TASK INSTRUCTIONS ▸ Return the entries below verbatim. Pictures stay out.

TASK INPUTS ▸
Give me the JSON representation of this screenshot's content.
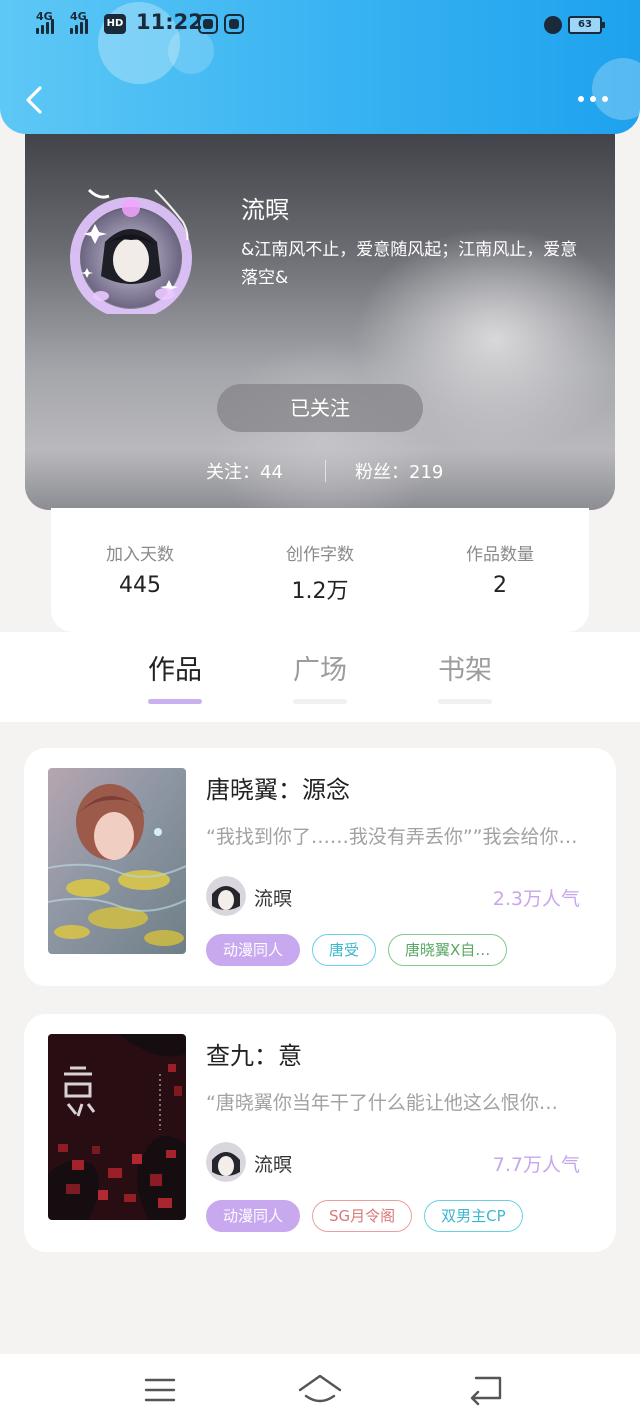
{
  "status_bar": {
    "network1": "4G",
    "network2": "4G",
    "hd": "HD",
    "time": "11:22",
    "battery": "63"
  },
  "profile": {
    "name": "流暝",
    "bio": "&江南风不止，爱意随风起；江南风止，爱意落空&",
    "follow_button": "已关注",
    "following": "关注：44",
    "fans": "粉丝：219"
  },
  "stats": [
    {
      "label": "加入天数",
      "value": "445"
    },
    {
      "label": "创作字数",
      "value": "1.2万"
    },
    {
      "label": "作品数量",
      "value": "2"
    }
  ],
  "tabs": [
    {
      "label": "作品",
      "active": true
    },
    {
      "label": "广场",
      "active": false
    },
    {
      "label": "书架",
      "active": false
    }
  ],
  "works": [
    {
      "title": "唐晓翼：源念",
      "excerpt": "“我找到你了……我没有弄丢你””我会给你…",
      "author": "流暝",
      "popularity": "2.3万人气",
      "tags": [
        "动漫同人",
        "唐受",
        "唐晓翼X自…"
      ]
    },
    {
      "title": "查九：意",
      "excerpt": "“唐晓翼你当年干了什么能让他这么恨你…",
      "author": "流暝",
      "popularity": "7.7万人气",
      "tags": [
        "动漫同人",
        "SG月令阁",
        "双男主CP"
      ]
    }
  ],
  "icons": {
    "back": "chevron-left-icon",
    "more": "more-dots-icon",
    "nav_menu": "menu-icon",
    "nav_home": "home-icon",
    "nav_back": "return-icon"
  },
  "colors": {
    "header_blue": "#3ab4f2",
    "accent_purple": "#c8a8ef",
    "popularity_purple": "#c7a6ec"
  }
}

WORKED SOLUTION ▸
Give me the JSON representation of this screenshot's content.
{
  "status_bar": {
    "network1": "4G",
    "network2": "4G",
    "hd": "HD",
    "time": "11:22",
    "battery": "63"
  },
  "profile": {
    "name": "流暝",
    "bio": "&江南风不止，爱意随风起；江南风止，爱意落空&",
    "follow_button": "已关注",
    "following": "关注：44",
    "fans": "粉丝：219"
  },
  "stats": [
    {
      "label": "加入天数",
      "value": "445"
    },
    {
      "label": "创作字数",
      "value": "1.2万"
    },
    {
      "label": "作品数量",
      "value": "2"
    }
  ],
  "tabs": [
    {
      "label": "作品",
      "active": true
    },
    {
      "label": "广场",
      "active": false
    },
    {
      "label": "书架",
      "active": false
    }
  ],
  "works": [
    {
      "title": "唐晓翼：源念",
      "excerpt": "“我找到你了……我没有弄丢你””我会给你…",
      "author": "流暝",
      "popularity": "2.3万人气",
      "tags": [
        "动漫同人",
        "唐受",
        "唐晓翼X自…"
      ]
    },
    {
      "title": "查九：意",
      "excerpt": "“唐晓翼你当年干了什么能让他这么恨你…",
      "author": "流暝",
      "popularity": "7.7万人气",
      "tags": [
        "动漫同人",
        "SG月令阁",
        "双男主CP"
      ]
    }
  ],
  "icons": {
    "back": "chevron-left-icon",
    "more": "more-dots-icon",
    "nav_menu": "menu-icon",
    "nav_home": "home-icon",
    "nav_back": "return-icon"
  },
  "colors": {
    "header_blue": "#3ab4f2",
    "accent_purple": "#c8a8ef",
    "popularity_purple": "#c7a6ec"
  }
}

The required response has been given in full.